EXTRAIT:
————————

Le Commandement américain pour l’Afrique (AFRICOM) a annoncé avoir mené de nouvelles frappes aériennes contre des combattants affiliés à l’État islamique dans le nord-est du Nigeria, en coordination avec le gouvernement nigérian. Selon un communiqué publié lundi, ces frappes « cinétiques » supplémentaires ont eu lieu dimanche et n’ont fait aucune victime parmi les forces américaines ni parmi les forces nigérianes.
AFRICOM a affirmé que cette opération visait à réduire la capacité du groupe à préparer des attaques susceptibles de menacer la sécurité des États-Unis et de leurs partenaires. Le commandement américain a également réaffirmé son engagement à mobiliser des moyens spécialisés pour soutenir les alliés engagés dans la lutte contre les menaces sécuritaires communes.

————————

[Données tirées d'une collection]
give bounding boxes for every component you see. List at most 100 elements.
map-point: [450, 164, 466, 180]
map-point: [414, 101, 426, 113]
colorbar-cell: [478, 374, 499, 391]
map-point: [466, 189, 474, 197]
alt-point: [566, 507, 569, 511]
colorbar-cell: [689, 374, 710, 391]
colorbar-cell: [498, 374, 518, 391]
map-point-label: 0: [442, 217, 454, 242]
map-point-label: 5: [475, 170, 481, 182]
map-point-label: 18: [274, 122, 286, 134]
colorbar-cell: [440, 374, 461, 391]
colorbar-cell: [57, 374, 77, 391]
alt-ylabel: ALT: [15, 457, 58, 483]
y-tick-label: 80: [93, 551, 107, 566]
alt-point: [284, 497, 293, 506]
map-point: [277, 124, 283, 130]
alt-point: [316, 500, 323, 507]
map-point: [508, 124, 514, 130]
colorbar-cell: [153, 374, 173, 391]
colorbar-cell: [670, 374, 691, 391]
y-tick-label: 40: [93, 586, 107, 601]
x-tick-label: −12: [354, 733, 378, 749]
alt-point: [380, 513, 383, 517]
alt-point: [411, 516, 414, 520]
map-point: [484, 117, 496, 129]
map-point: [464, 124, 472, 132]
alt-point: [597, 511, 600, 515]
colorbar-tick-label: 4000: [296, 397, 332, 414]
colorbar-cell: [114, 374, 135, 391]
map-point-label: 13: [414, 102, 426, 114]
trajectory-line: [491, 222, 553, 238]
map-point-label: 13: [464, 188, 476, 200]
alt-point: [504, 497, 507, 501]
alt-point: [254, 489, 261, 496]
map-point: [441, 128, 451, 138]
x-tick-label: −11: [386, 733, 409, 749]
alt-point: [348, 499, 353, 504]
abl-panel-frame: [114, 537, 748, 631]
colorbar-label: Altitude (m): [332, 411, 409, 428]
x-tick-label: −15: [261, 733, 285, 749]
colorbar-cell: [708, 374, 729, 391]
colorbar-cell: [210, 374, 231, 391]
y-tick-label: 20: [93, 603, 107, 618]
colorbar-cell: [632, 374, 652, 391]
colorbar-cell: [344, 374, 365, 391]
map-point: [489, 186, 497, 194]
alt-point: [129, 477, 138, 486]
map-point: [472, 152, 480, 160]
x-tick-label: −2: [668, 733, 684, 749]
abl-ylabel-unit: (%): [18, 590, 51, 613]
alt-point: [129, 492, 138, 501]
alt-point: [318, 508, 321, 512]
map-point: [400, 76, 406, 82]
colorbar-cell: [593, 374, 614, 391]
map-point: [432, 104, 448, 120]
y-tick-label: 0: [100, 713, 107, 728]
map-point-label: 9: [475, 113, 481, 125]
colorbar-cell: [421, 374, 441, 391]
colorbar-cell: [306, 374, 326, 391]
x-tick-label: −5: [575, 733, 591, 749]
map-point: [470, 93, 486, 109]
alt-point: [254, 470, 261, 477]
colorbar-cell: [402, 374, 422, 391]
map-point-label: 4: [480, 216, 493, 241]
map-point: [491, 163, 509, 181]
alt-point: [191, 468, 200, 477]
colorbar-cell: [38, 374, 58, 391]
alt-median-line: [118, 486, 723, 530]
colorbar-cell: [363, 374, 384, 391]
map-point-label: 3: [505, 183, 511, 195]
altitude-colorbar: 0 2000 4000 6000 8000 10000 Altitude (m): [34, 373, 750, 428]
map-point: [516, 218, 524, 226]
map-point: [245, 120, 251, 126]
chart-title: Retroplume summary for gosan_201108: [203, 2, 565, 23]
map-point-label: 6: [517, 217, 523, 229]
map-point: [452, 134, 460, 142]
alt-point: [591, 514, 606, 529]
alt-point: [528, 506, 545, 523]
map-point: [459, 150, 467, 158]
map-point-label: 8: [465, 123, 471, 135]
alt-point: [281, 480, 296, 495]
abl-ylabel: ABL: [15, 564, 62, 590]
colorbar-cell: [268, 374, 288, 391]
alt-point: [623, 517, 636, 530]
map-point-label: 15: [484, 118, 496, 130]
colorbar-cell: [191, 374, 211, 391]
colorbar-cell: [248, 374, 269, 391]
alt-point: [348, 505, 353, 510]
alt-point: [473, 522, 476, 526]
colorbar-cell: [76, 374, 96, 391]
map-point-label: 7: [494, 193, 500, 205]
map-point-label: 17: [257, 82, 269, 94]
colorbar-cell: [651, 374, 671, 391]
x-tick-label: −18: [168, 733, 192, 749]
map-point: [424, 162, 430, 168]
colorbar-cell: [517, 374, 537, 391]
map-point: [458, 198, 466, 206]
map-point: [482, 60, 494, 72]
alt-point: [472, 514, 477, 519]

————————

CONSIGNE 1: Relevez tous les noms propres de l'extrait sur les frappes d'AFRICOM au Nigeria. Le nom complet d'AFRICOM et son sigle comptent pour un seul.
CONSIGNE 2:
D'après l'extrait sur les frappes d'AFRICOM au Nigeria, les affirmations suivantes sont-elles exactes ? Répondez par oui ou non, en citant les mots du texte qui tranchent.
(a) Les frappes ont eu lieu lundi.
(b) Des membres des forces nigérianes ont été tués lors des frappes.
(c) Les frappes ont été menées en coordination avec le gouvernement nigérian.
CONSIGNE 3: Reprenez l'extrait sur les frappes d'AFRICOM au Nigeria à la suite de sa dernière phrase.

RÉPONSE RÉDIGÉE 1: Commandement américain pour l’Afrique (AFRICOM) ; État islamique ; Nigeria ; États-Unis.

RÉPONSE RÉDIGÉE 2:
(a) Non : « ces frappes « cinétiques » supplémentaires ont eu lieu dimanche ».
(b) Non : « n’ont fait aucune victime parmi les forces américaines ni parmi les forces nigérianes ».
(c) Oui : « en coordination avec le gouvernement nigérian ».

RÉPONSE RÉDIGÉE 3:
Cette nouvelle série d’attaques intervient deux jours après l’annonce conjointe des présidents américain et nigérian concernant la mort d’Abu-Bilal al-Minuki, présenté comme le numéro deux de l’ISIL. Le président nigérian Bola Tinubu a indiqué samedi qu’il avait été ciblé, avec plusieurs de ses lieutenants, lors d’une frappe contre son complexe dans le bassin du lac Tchad.
Donald Trump avait été le premier à annoncer cette opération dans un message publié sur les réseaux sociaux vendredi, sans préciser ni la date ni le lieu exacts de l’action militaire conjointe. Les autorités nigérianes ont ensuite confirmé l’élimination du chef djihadiste, considéré comme une figure centrale de l’organisation dans la région.
Avant de prêter allégeance à l’ISIL en 2015, Abu-Bilal al-Minuki était déjà un cadre important de Boko Haram, selon l’armée nigériane. Celle-ci affirme qu’il supervisait plusieurs opérations clés de la branche locale de l’État islamique en Afrique de l’Ouest, connue sous le nom d’ISWAP, dans les zones du Sahel et de l’Afrique de l’Ouest.
Pour Dennis Amachree, ancien directeur des services de sécurité d’État nigérians, sa mort devrait provoquer un vide important dans la direction et le financement d’ISWAP. Il estime que plusieurs hauts responsables ont été touchés dans la même frappe, affaiblissant durablement la structure du groupe.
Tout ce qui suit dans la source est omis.